* Task to carry out:
Output every line of the material exactly, omitting images.

* Stored data:
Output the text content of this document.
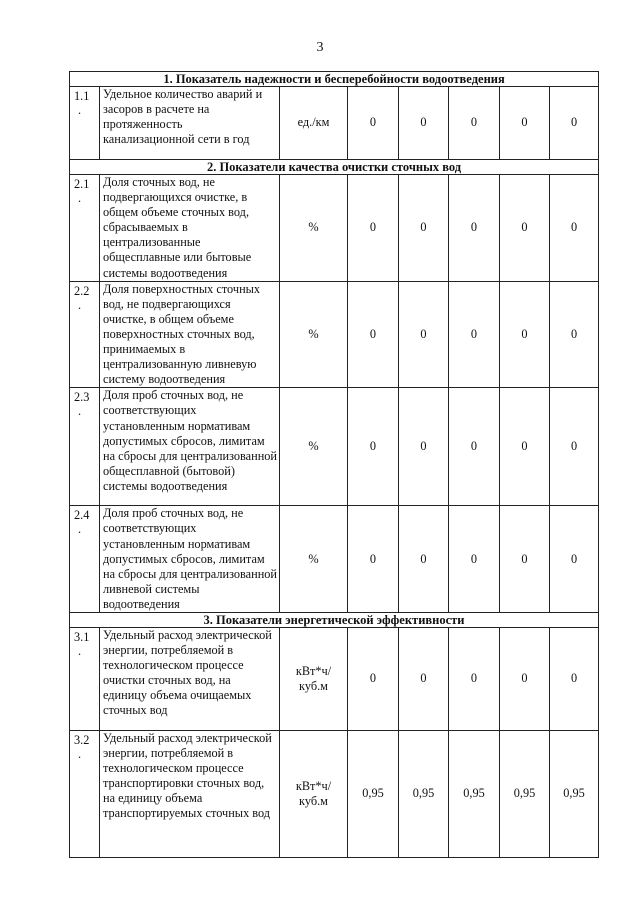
3
1. Показатель надежности и бесперебойности водоотведения							
1.1
.	Удельное количество аварий и засоров в расчете на протяженность канализационной сети в год	ед./км	0	0	0	0	0
2. Показатели качества очистки сточных вод							
2.1
.	Доля сточных вод, не подвергающихся очистке, в общем объеме сточных вод, сбрасываемых в централизованные общесплавные или бытовые системы водоотведения	%	0	0	0	0	0
2.2
.	Доля поверхностных сточных вод, не подвергающихся очистке, в общем объеме поверхностных сточных вод, принимаемых в централизованную ливневую систему водоотведения	%	0	0	0	0	0
2.3
.	Доля проб сточных вод, не соответствующих установленным нормативам допустимых сбросов, лимитам на сбросы для централизованной общесплавной (бытовой) системы водоотведения	%	0	0	0	0	0
2.4
.	Доля проб сточных вод, не соответствующих установленным нормативам допустимых сбросов, лимитам на сбросы для централизованной ливневой системы водоотведения	%	0	0	0	0	0
3. Показатели энергетической эффективности							
3.1
.	Удельный расход электрической энергии, потребляемой в технологическом процессе очистки сточных вод, на единицу объема очищаемых сточных вод	кВт*ч/
куб.м	0	0	0	0	0
3.2
.	Удельный расход электрической энергии, потребляемой в технологическом процессе транспортировки сточных вод, на единицу объема транспортируемых сточных вод	кВт*ч/
куб.м	0,95	0,95	0,95	0,95	0,95
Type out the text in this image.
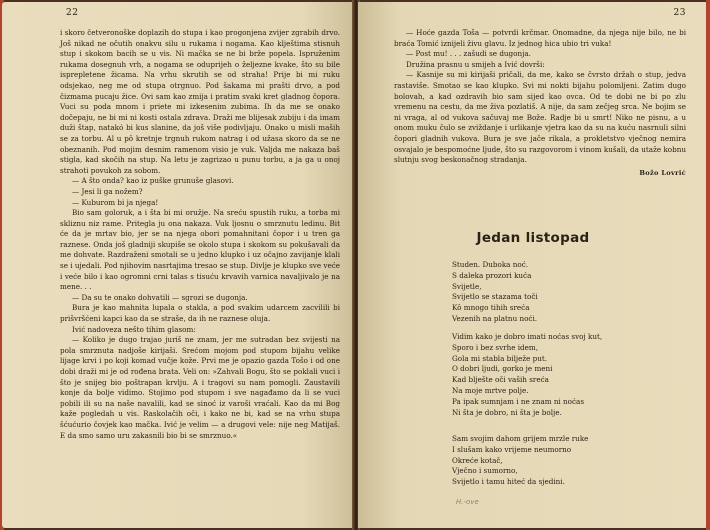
22

i skoro četveronoške doplazih do stupa i kao progonjena zvijer zgrabih drvo. Još nikad ne očutih onakvu silu u rukama i nogama. Kao klještima stisnuh stup i skokom bacih se u vis. Ni mačka se ne bi brže popela. Ispruženim rukama dosegnuh vrh, a nogama se oduprijeh o željezne kvake, što su bile isprepletene žicama. Na vrhu skrutih se od straha! Prije bi mi ruku odsjekao, neg me od stupa otrgnuo. Pod šakama mi prašti drvo, a pod čizmama pucaju žice. Ovi sam kao zmija i pratim svaki kret gladnog čopora. Vuci su poda mnom i priete mi izkesenim zubima. Ih da me se onako dočepaju, ne bi mi ni kosti ostala zdrava. Draži me blijesak zubiju i da imam duži štap, natakó bi kus slanine, da još više podivljaju. Onako u misli maših se za torbu. Al u pô kretnje trgnuh rukom natrag i od užasa skoro da se ne obeznanih. Pod mojim desnim ramenom visio je vuk. Valjda me nakaza baš stigla, kad skočih na stup. Na letu je zagrizao u punu torbu, a ja ga u onoj strahoti povukoh za sobom.

— A što onda? kao iz puške grunuše glasovi.

— Jesi li ga nožem?

— Kuburom bi ja njega!

Bio sam goloruk, a i šta bi mi oružje. Na sreću spustih ruku, a torba mi skliznu niz rame. Pritegla ju ona nakaza. Vuk ljosnu o smrznutu ledinu. Bit će da je mrtav bio, jer se na njega obori pomahnitani čopor i u tren ga raznese. Onda još gladniji skupiše se okolo stupa i skokom su pokušavali da me dohvate. Razdraženi smotali se u jedno klupko i uz očajno zavijanje klali se i ujedali. Pod njihovim nasrtajima tresao se stup. Divlje je klupko sve veće i veće bilo i kao ogromni crni talas s tisuću krvavih varnica navaljivalo je na mene. . .

— Da su te onako dohvatili — sgrozi se dugonja.

Bura je kao mahnita lupala o stakla, a pod svakim udarcem zacvilili bi prišvršćeni kapci kao da se straše, da ih ne raznese oluja.

Ivić nadoveza nešto tihim glasom:

— Koliko je dugo trajao juriš ne znam, jer me sutradan bez svijesti na pola smrznuta nadjoše kirijaši. Srećom mojom pod stupom bijahu velike lijage krvi i po koji komad vučje kože. Prvi me je opazio gazda Tošo i od one dobi draži mi je od rođena brata. Veli on: »Zahvali Bogu, što se poklali vuci i što je snijeg bio poštrapan krvlju. A i tragovi su nam pomogli. Zaustavili konje da bolje vidimo. Stojimo pod stupom i sve nagađamo da li se vuci pobili ili su na naše navalili, kad se sinoć iz varoši vraćali. Kao da mi Bog kaže pogledah u vis. Raskolačih oči, i kako ne bi, kad se na vrhu stupa šćućurio čovjek kao mačka. Ivić je velim — a drugovi vele: nije neg Matijaš. E da smo samo uru zakasnili bio bi se smrznuo.«

23

— Hoće gazda Toša — potvrdi krčmar. Onomadne, da njega nije bilo, ne bi braća Tomić iznijeli živu glavu. Iz jednog hica ubio tri vuka!

— Post mu! . . . zašudi se dugonja.

Družina prasnu u smijeh a Ivić dovrši:

— Kasnije su mi kirijaši pričali, da me, kako se čvrsto držah o stup, jedva rastaviše. Smotao se kao klupko. Svi mi nokti bijahu polomljeni. Zatim dugo bolovah, a kad ozdravih bio sam sijed kao ovca. Od te dobi ne bi po zlu vremenu na cestu, da me živa pozlatiš. A nije, da sam zečjeg srca. Ne bojim se ni vraga, al od vukova sačuvaj me Bože. Radje bi u smrt! Niko ne pisnu, a u onom muku čulo se zviždanje i urlikanje vjetra kao da su na kuću nasrnuli silni čopori gladnih vukova. Bura je sve jače rikala, a prokletstvo vječnog nemira osvajalo je bespomoćne ljude, što su razgovorom i vinom kušali, da utaže kobnu slutnju svog beskonačnog stradanja.

Božo Lovrić
Jedan listopad
Studen. Duboka noć.
S daleka prozori kuća
Svijetle,
Svijetlo se stazama toči
Kô mnogo tihih sreća
Vezenih na platnu noći.
Vidim kako je dobro imati noćas svoj kut,
Sporo i bez svrhe idem,
Gola mi stabla bilježe put.
O dobri ljudi, gorko je meni
Kad blješte oči vaših sreća
Na moje mrtve polje.
Pa ipak sumnjam i ne znam ni noćas
Ni šta je dobro, ni šta je bolje.
Sam svojim dahom grijem mrzle ruke
I slušam kako vrijeme neumorno
Okreće kotač,
Vječno i sumorno,
Svijetlo i tamu hiteć da sjedini.
H.-ove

* The output:
Output the text content of this document.
3
1. Показатель надежности и бесперебойности водоотведения							
1.1
.	Удельное количество аварий и засоров в расчете на протяженность канализационной сети в год	ед./км	0	0	0	0	0
2. Показатели качества очистки сточных вод							
2.1
.	Доля сточных вод, не подвергающихся очистке, в общем объеме сточных вод, сбрасываемых в централизованные общесплавные или бытовые системы водоотведения	%	0	0	0	0	0
2.2
.	Доля поверхностных сточных вод, не подвергающихся очистке, в общем объеме поверхностных сточных вод, принимаемых в централизованную ливневую систему водоотведения	%	0	0	0	0	0
2.3
.	Доля проб сточных вод, не соответствующих установленным нормативам допустимых сбросов, лимитам на сбросы для централизованной общесплавной (бытовой) системы водоотведения	%	0	0	0	0	0
2.4
.	Доля проб сточных вод, не соответствующих установленным нормативам допустимых сбросов, лимитам на сбросы для централизованной ливневой системы водоотведения	%	0	0	0	0	0
3. Показатели энергетической эффективности							
3.1
.	Удельный расход электрической энергии, потребляемой в технологическом процессе очистки сточных вод, на единицу объема очищаемых сточных вод	кВт*ч/
куб.м	0	0	0	0	0
3.2
.	Удельный расход электрической энергии, потребляемой в технологическом процессе транспортировки сточных вод, на единицу объема транспортируемых сточных вод	кВт*ч/
куб.м	0,95	0,95	0,95	0,95	0,95
Type out the text in this image.
22

i skoro četveronoške doplazih do stupa i kao progonjena zvijer zgrabih drvo. Još nikad ne očutih onakvu silu u rukama i nogama. Kao klještima stisnuh stup i skokom bacih se u vis. Ni mačka se ne bi brže popela. Ispruženim rukama dosegnuh vrh, a nogama se oduprijeh o željezne kvake, što su bile isprepletene žicama. Na vrhu skrutih se od straha! Prije bi mi ruku odsjekao, neg me od stupa otrgnuo. Pod šakama mi prašti drvo, a pod čizmama pucaju žice. Ovi sam kao zmija i pratim svaki kret gladnog čopora. Vuci su poda mnom i priete mi izkesenim zubima. Ih da me se onako dočepaju, ne bi mi ni kosti ostala zdrava. Draži me blijesak zubiju i da imam duži štap, natakó bi kus slanine, da još više podivljaju. Onako u misli maših se za torbu. Al u pô kretnje trgnuh rukom natrag i od užasa skoro da se ne obeznanih. Pod mojim desnim ramenom visio je vuk. Valjda me nakaza baš stigla, kad skočih na stup. Na letu je zagrizao u punu torbu, a ja ga u onoj strahoti povukoh za sobom.

— A što onda? kao iz puške grunuše glasovi.

— Jesi li ga nožem?

— Kuburom bi ja njega!

Bio sam goloruk, a i šta bi mi oružje. Na sreću spustih ruku, a torba mi skliznu niz rame. Pritegla ju ona nakaza. Vuk ljosnu o smrznutu ledinu. Bit će da je mrtav bio, jer se na njega obori pomahnitani čopor i u tren ga raznese. Onda još gladniji skupiše se okolo stupa i skokom su pokušavali da me dohvate. Razdraženi smotali se u jedno klupko i uz očajno zavijanje klali se i ujedali. Pod njihovim nasrtajima tresao se stup. Divlje je klupko sve veće i veće bilo i kao ogromni crni talas s tisuću krvavih varnica navaljivalo je na mene. . .

— Da su te onako dohvatili — sgrozi se dugonja.

Bura je kao mahnita lupala o stakla, a pod svakim udarcem zacvilili bi prišvršćeni kapci kao da se straše, da ih ne raznese oluja.

Ivić nadoveza nešto tihim glasom:

— Koliko je dugo trajao juriš ne znam, jer me sutradan bez svijesti na pola smrznuta nadjoše kirijaši. Srećom mojom pod stupom bijahu velike lijage krvi i po koji komad vučje kože. Prvi me je opazio gazda Tošo i od one dobi draži mi je od rođena brata. Veli on: »Zahvali Bogu, što se poklali vuci i što je snijeg bio poštrapan krvlju. A i tragovi su nam pomogli. Zaustavili konje da bolje vidimo. Stojimo pod stupom i sve nagađamo da li se vuci pobili ili su na naše navalili, kad se sinoć iz varoši vraćali. Kao da mi Bog kaže pogledah u vis. Raskolačih oči, i kako ne bi, kad se na vrhu stupa šćućurio čovjek kao mačka. Ivić je velim — a drugovi vele: nije neg Matijaš. E da smo samo uru zakasnili bio bi se smrznuo.«

23

— Hoće gazda Toša — potvrdi krčmar. Onomadne, da njega nije bilo, ne bi braća Tomić iznijeli živu glavu. Iz jednog hica ubio tri vuka!

— Post mu! . . . zašudi se dugonja.

Družina prasnu u smijeh a Ivić dovrši:

— Kasnije su mi kirijaši pričali, da me, kako se čvrsto držah o stup, jedva rastaviše. Smotao se kao klupko. Svi mi nokti bijahu polomljeni. Zatim dugo bolovah, a kad ozdravih bio sam sijed kao ovca. Od te dobi ne bi po zlu vremenu na cestu, da me živa pozlatiš. A nije, da sam zečjeg srca. Ne bojim se ni vraga, al od vukova sačuvaj me Bože. Radje bi u smrt! Niko ne pisnu, a u onom muku čulo se zviždanje i urlikanje vjetra kao da su na kuću nasrnuli silni čopori gladnih vukova. Bura je sve jače rikala, a prokletstvo vječnog nemira osvajalo je bespomoćne ljude, što su razgovorom i vinom kušali, da utaže kobnu slutnju svog beskonačnog stradanja.

Božo Lovrić
Jedan listopad
Studen. Duboka noć.
S daleka prozori kuća
Svijetle,
Svijetlo se stazama toči
Kô mnogo tihih sreća
Vezenih na platnu noći.
Vidim kako je dobro imati noćas svoj kut,
Sporo i bez svrhe idem,
Gola mi stabla bilježe put.
O dobri ljudi, gorko je meni
Kad blješte oči vaših sreća
Na moje mrtve polje.
Pa ipak sumnjam i ne znam ni noćas
Ni šta je dobro, ni šta je bolje.
Sam svojim dahom grijem mrzle ruke
I slušam kako vrijeme neumorno
Okreće kotač,
Vječno i sumorno,
Svijetlo i tamu hiteć da sjedini.
H.-ove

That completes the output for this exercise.